# Stored entries:
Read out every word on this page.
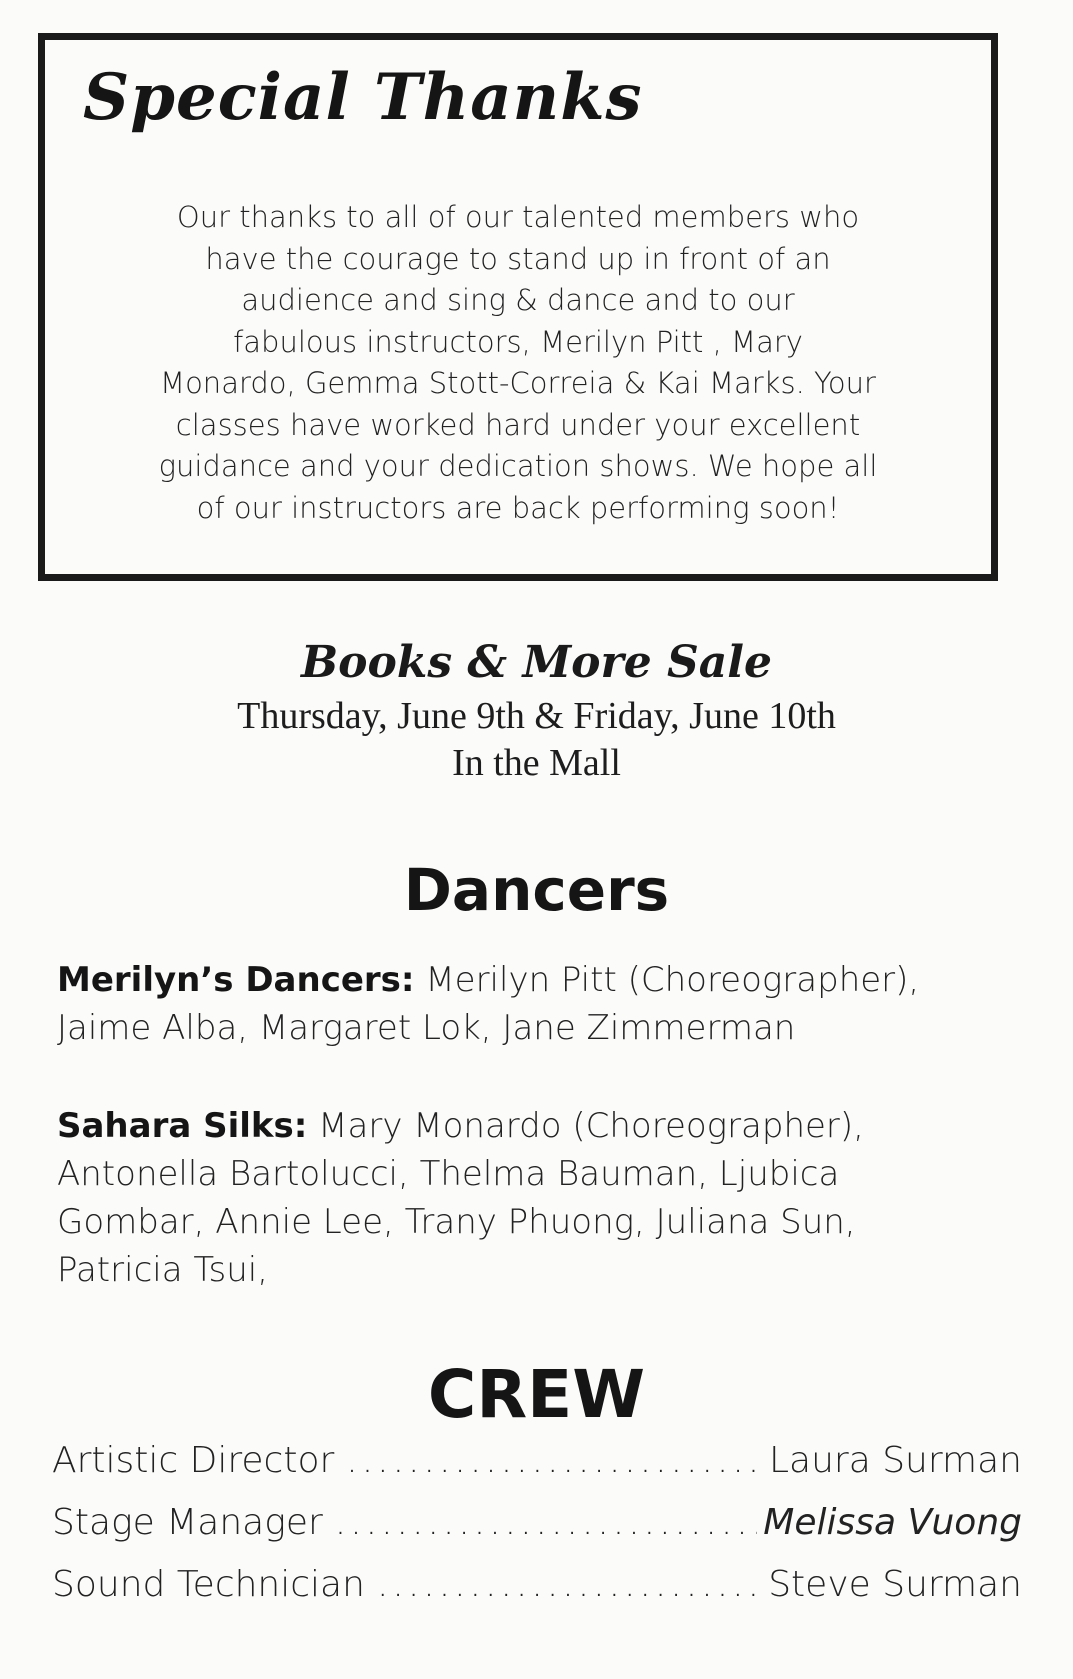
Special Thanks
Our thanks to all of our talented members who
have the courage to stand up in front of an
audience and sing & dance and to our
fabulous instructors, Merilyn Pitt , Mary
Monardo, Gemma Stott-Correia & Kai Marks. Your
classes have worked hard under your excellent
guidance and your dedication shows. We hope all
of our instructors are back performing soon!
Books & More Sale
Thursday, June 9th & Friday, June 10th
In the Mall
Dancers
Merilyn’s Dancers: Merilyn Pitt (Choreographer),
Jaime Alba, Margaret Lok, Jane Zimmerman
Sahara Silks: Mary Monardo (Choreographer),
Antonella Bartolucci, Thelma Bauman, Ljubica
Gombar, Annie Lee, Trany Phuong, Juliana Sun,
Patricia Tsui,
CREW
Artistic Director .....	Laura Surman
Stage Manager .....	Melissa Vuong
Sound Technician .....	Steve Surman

==

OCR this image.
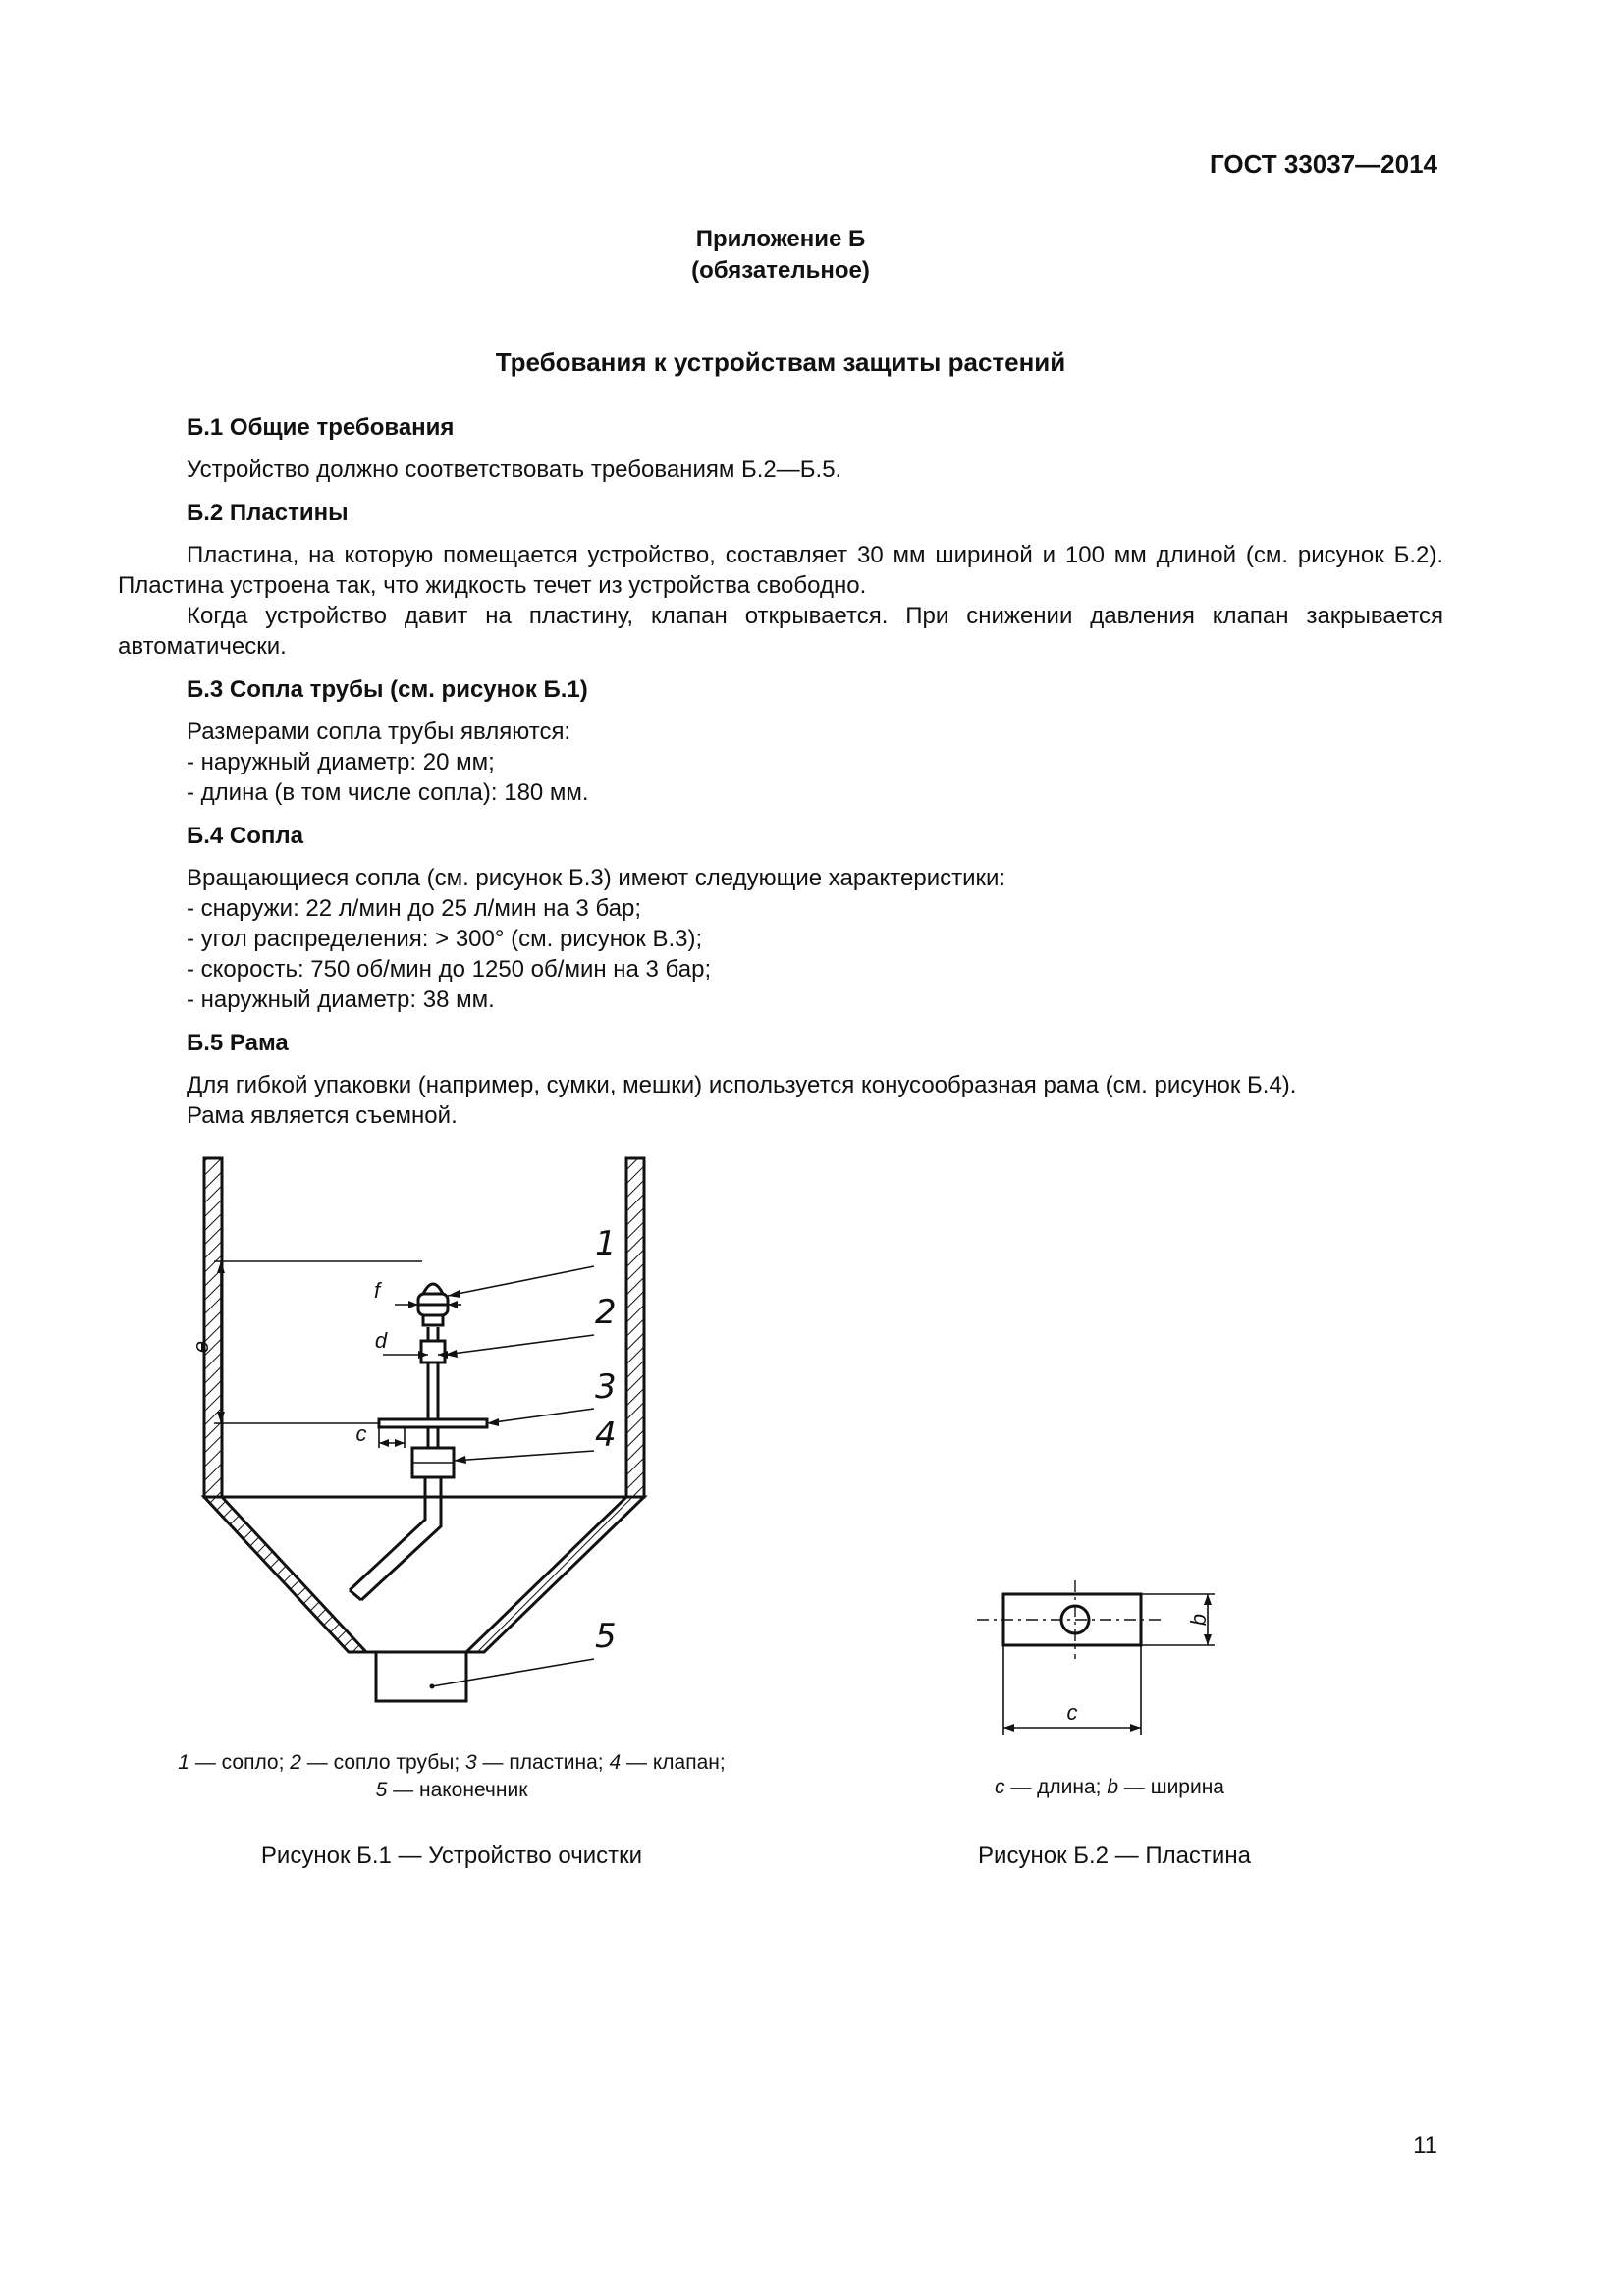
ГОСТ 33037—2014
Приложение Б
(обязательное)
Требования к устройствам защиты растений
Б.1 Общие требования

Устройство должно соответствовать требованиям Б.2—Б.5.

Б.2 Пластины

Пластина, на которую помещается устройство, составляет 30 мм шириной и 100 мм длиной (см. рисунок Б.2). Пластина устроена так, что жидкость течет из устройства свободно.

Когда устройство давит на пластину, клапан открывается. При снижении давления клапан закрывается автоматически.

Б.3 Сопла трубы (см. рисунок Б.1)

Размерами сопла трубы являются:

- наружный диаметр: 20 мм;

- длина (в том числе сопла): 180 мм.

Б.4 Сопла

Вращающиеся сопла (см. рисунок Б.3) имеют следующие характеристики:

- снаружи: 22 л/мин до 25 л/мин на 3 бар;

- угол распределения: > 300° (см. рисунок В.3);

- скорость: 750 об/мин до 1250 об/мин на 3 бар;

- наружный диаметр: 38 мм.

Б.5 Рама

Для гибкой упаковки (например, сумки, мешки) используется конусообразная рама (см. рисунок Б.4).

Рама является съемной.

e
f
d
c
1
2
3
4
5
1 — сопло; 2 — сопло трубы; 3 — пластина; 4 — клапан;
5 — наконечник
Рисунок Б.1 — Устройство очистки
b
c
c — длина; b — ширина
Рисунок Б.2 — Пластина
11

# REQUIRED WORK:
Check each line of the entries above, and show every one holding the word "Choreographer".

# RESPONSE TO THIS EXERCISE:
Merilyn’s Dancers: Merilyn Pitt (Choreographer),
Sahara Silks: Mary Monardo (Choreographer),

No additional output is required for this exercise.